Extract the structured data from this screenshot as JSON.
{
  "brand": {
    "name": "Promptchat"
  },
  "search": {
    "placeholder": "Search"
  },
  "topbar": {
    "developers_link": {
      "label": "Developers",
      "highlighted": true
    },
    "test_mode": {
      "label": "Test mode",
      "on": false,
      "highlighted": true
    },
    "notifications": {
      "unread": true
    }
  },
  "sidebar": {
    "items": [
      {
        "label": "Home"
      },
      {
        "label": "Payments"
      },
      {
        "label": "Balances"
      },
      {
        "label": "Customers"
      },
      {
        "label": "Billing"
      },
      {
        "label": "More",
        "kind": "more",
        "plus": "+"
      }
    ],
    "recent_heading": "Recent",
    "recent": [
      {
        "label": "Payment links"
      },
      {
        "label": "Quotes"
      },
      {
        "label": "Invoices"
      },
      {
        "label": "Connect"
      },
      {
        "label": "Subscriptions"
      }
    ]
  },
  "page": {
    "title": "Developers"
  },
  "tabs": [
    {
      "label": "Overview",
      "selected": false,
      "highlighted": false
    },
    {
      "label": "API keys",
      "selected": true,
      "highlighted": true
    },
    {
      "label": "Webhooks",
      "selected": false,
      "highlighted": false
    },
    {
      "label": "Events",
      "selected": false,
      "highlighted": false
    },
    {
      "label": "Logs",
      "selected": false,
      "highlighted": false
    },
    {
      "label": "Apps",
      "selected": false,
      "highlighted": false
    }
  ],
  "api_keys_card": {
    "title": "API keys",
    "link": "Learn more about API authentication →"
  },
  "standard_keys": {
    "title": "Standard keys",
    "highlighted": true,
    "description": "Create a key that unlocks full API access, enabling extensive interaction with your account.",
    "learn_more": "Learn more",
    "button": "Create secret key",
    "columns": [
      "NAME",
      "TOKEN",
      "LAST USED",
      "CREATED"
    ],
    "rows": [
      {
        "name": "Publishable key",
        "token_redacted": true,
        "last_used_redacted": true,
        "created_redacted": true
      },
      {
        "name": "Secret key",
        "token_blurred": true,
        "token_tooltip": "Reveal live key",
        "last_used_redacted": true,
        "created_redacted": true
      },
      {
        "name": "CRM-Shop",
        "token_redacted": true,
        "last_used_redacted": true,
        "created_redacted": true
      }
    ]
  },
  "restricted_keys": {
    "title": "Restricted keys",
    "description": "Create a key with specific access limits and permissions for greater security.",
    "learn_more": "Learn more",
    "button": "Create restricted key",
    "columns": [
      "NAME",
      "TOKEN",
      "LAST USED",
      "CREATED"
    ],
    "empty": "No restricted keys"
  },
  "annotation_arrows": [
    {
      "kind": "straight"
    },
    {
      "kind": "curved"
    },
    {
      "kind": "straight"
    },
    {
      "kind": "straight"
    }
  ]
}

··········

> [WRITTEN PROBLEM]: Every entry should be output exactly as written, please.

> [EXERCISE SOLUTION]:
Extract the structured data from this screenshot as JSON.
{
  "brand": {
    "name": "Promptchat"
  },
  "search": {
    "placeholder": "Search"
  },
  "topbar": {
    "developers_link": {
      "label": "Developers",
      "highlighted": true
    },
    "test_mode": {
      "label": "Test mode",
      "on": false,
      "highlighted": true
    },
    "notifications": {
      "unread": true
    }
  },
  "sidebar": {
    "items": [
      {
        "label": "Home"
      },
      {
        "label": "Payments"
      },
      {
        "label": "Balances"
      },
      {
        "label": "Customers"
      },
      {
        "label": "Billing"
      },
      {
        "label": "More",
        "kind": "more",
        "plus": "+"
      }
    ],
    "recent_heading": "Recent",
    "recent": [
      {
        "label": "Payment links"
      },
      {
        "label": "Quotes"
      },
      {
        "label": "Invoices"
      },
      {
        "label": "Connect"
      },
      {
        "label": "Subscriptions"
      }
    ]
  },
  "page": {
    "title": "Developers"
  },
  "tabs": [
    {
      "label": "Overview",
      "selected": false,
      "highlighted": false
    },
    {
      "label": "API keys",
      "selected": true,
      "highlighted": true
    },
    {
      "label": "Webhooks",
      "selected": false,
      "highlighted": false
    },
    {
      "label": "Events",
      "selected": false,
      "highlighted": false
    },
    {
      "label": "Logs",
      "selected": false,
      "highlighted": false
    },
    {
      "label": "Apps",
      "selected": false,
      "highlighted": false
    }
  ],
  "api_keys_card": {
    "title": "API keys",
    "link": "Learn more about API authentication →"
  },
  "standard_keys": {
    "title": "Standard keys",
    "highlighted": true,
    "description": "Create a key that unlocks full API access, enabling extensive interaction with your account.",
    "learn_more": "Learn more",
    "button": "Create secret key",
    "columns": [
      "NAME",
      "TOKEN",
      "LAST USED",
      "CREATED"
    ],
    "rows": [
      {
        "name": "Publishable key",
        "token_redacted": true,
        "last_used_redacted": true,
        "created_redacted": true
      },
      {
        "name": "Secret key",
        "token_blurred": true,
        "token_tooltip": "Reveal live key",
        "last_used_redacted": true,
        "created_redacted": true
      },
      {
        "name": "CRM-Shop",
        "token_redacted": true,
        "last_used_redacted": true,
        "created_redacted": true
      }
    ]
  },
  "restricted_keys": {
    "title": "Restricted keys",
    "description": "Create a key with specific access limits and permissions for greater security.",
    "learn_more": "Learn more",
    "button": "Create restricted key",
    "columns": [
      "NAME",
      "TOKEN",
      "LAST USED",
      "CREATED"
    ],
    "empty": "No restricted keys"
  },
  "annotation_arrows": [
    {
      "kind": "straight"
    },
    {
      "kind": "curved"
    },
    {
      "kind": "straight"
    },
    {
      "kind": "straight"
    }
  ]
}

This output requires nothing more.